Exclude all pictures, then copy each of the records exactly as written.

Items from a dataset:
** Start **

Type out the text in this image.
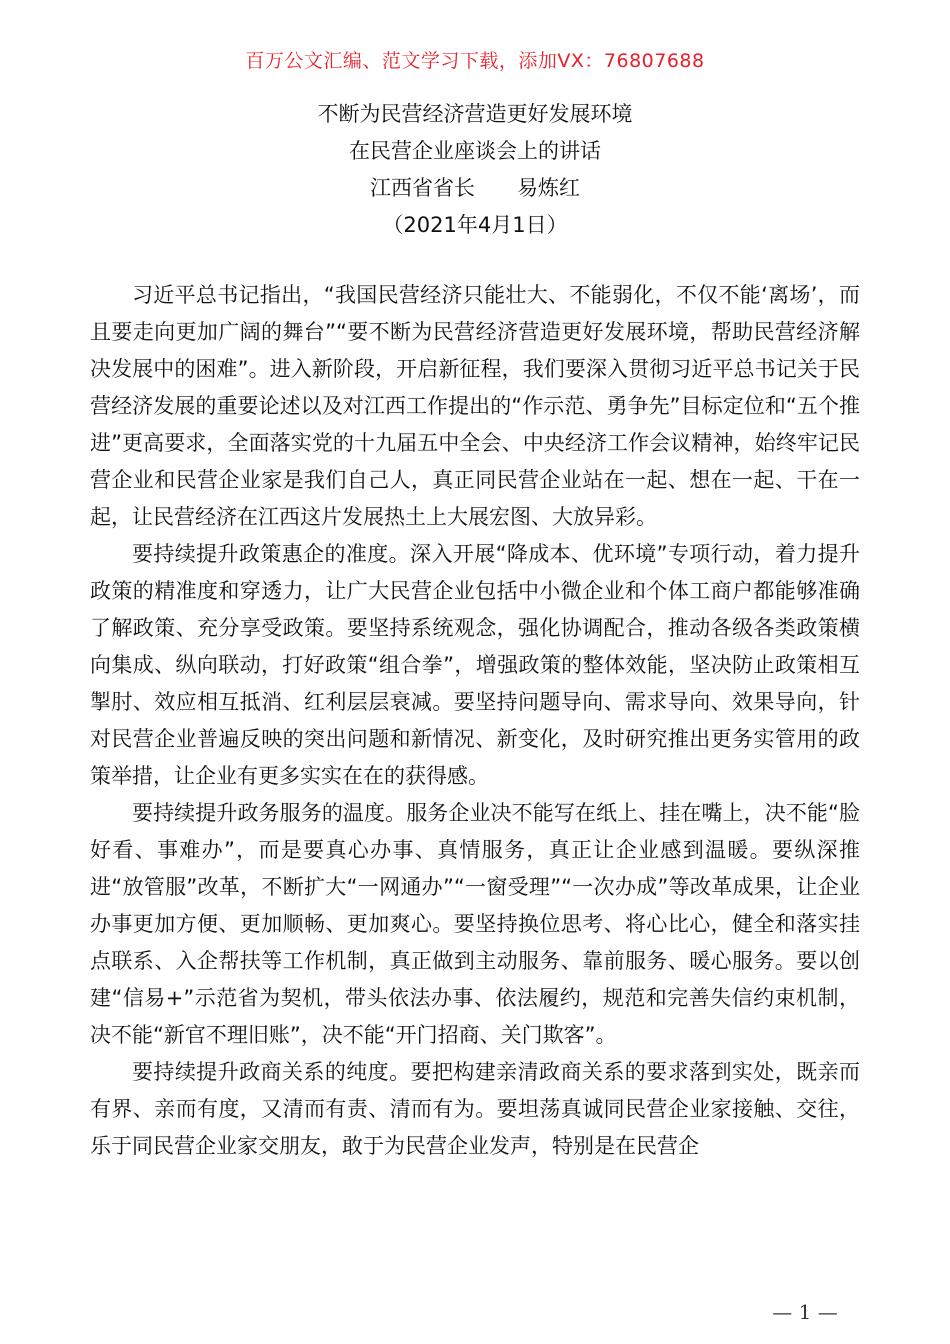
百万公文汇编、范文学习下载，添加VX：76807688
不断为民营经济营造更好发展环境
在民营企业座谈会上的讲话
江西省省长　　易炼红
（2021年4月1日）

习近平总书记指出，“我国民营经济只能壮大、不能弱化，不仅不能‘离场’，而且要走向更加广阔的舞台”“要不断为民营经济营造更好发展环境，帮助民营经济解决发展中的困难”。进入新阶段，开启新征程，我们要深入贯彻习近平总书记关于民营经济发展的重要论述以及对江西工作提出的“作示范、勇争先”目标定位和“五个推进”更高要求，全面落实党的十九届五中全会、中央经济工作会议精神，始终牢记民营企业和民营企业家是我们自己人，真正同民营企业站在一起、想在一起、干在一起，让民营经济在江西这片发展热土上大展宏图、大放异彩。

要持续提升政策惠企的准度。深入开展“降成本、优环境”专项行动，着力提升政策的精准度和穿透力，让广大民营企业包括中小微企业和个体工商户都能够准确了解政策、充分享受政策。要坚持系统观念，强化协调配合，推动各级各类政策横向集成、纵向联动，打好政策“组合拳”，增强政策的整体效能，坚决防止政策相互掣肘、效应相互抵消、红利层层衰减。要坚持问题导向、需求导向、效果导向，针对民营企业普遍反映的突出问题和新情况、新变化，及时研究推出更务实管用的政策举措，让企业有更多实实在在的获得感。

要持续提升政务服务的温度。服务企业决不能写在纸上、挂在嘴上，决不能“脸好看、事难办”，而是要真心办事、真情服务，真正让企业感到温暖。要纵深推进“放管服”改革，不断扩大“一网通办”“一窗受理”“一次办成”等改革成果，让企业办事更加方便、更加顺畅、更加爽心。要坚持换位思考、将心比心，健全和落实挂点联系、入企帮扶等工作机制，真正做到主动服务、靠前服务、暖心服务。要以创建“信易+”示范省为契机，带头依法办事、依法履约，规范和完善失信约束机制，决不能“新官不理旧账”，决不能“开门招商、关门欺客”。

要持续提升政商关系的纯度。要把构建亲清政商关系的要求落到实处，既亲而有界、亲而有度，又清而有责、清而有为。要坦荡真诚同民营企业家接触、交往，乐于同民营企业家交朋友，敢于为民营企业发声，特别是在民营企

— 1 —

** End **

Correct output:
Type out the text in this image.
百万公文汇编、范文学习下载，添加VX：76807688
不断为民营经济营造更好发展环境
在民营企业座谈会上的讲话
江西省省长　　易炼红
（2021年4月1日）

习近平总书记指出，“我国民营经济只能壮大、不能弱化，不仅不能‘离场’，而且要走向更加广阔的舞台”“要不断为民营经济营造更好发展环境，帮助民营经济解决发展中的困难”。进入新阶段，开启新征程，我们要深入贯彻习近平总书记关于民营经济发展的重要论述以及对江西工作提出的“作示范、勇争先”目标定位和“五个推进”更高要求，全面落实党的十九届五中全会、中央经济工作会议精神，始终牢记民营企业和民营企业家是我们自己人，真正同民营企业站在一起、想在一起、干在一起，让民营经济在江西这片发展热土上大展宏图、大放异彩。

要持续提升政策惠企的准度。深入开展“降成本、优环境”专项行动，着力提升政策的精准度和穿透力，让广大民营企业包括中小微企业和个体工商户都能够准确了解政策、充分享受政策。要坚持系统观念，强化协调配合，推动各级各类政策横向集成、纵向联动，打好政策“组合拳”，增强政策的整体效能，坚决防止政策相互掣肘、效应相互抵消、红利层层衰减。要坚持问题导向、需求导向、效果导向，针对民营企业普遍反映的突出问题和新情况、新变化，及时研究推出更务实管用的政策举措，让企业有更多实实在在的获得感。

要持续提升政务服务的温度。服务企业决不能写在纸上、挂在嘴上，决不能“脸好看、事难办”，而是要真心办事、真情服务，真正让企业感到温暖。要纵深推进“放管服”改革，不断扩大“一网通办”“一窗受理”“一次办成”等改革成果，让企业办事更加方便、更加顺畅、更加爽心。要坚持换位思考、将心比心，健全和落实挂点联系、入企帮扶等工作机制，真正做到主动服务、靠前服务、暖心服务。要以创建“信易+”示范省为契机，带头依法办事、依法履约，规范和完善失信约束机制，决不能“新官不理旧账”，决不能“开门招商、关门欺客”。

要持续提升政商关系的纯度。要把构建亲清政商关系的要求落到实处，既亲而有界、亲而有度，又清而有责、清而有为。要坦荡真诚同民营企业家接触、交往，乐于同民营企业家交朋友，敢于为民营企业发声，特别是在民营企

— 1 —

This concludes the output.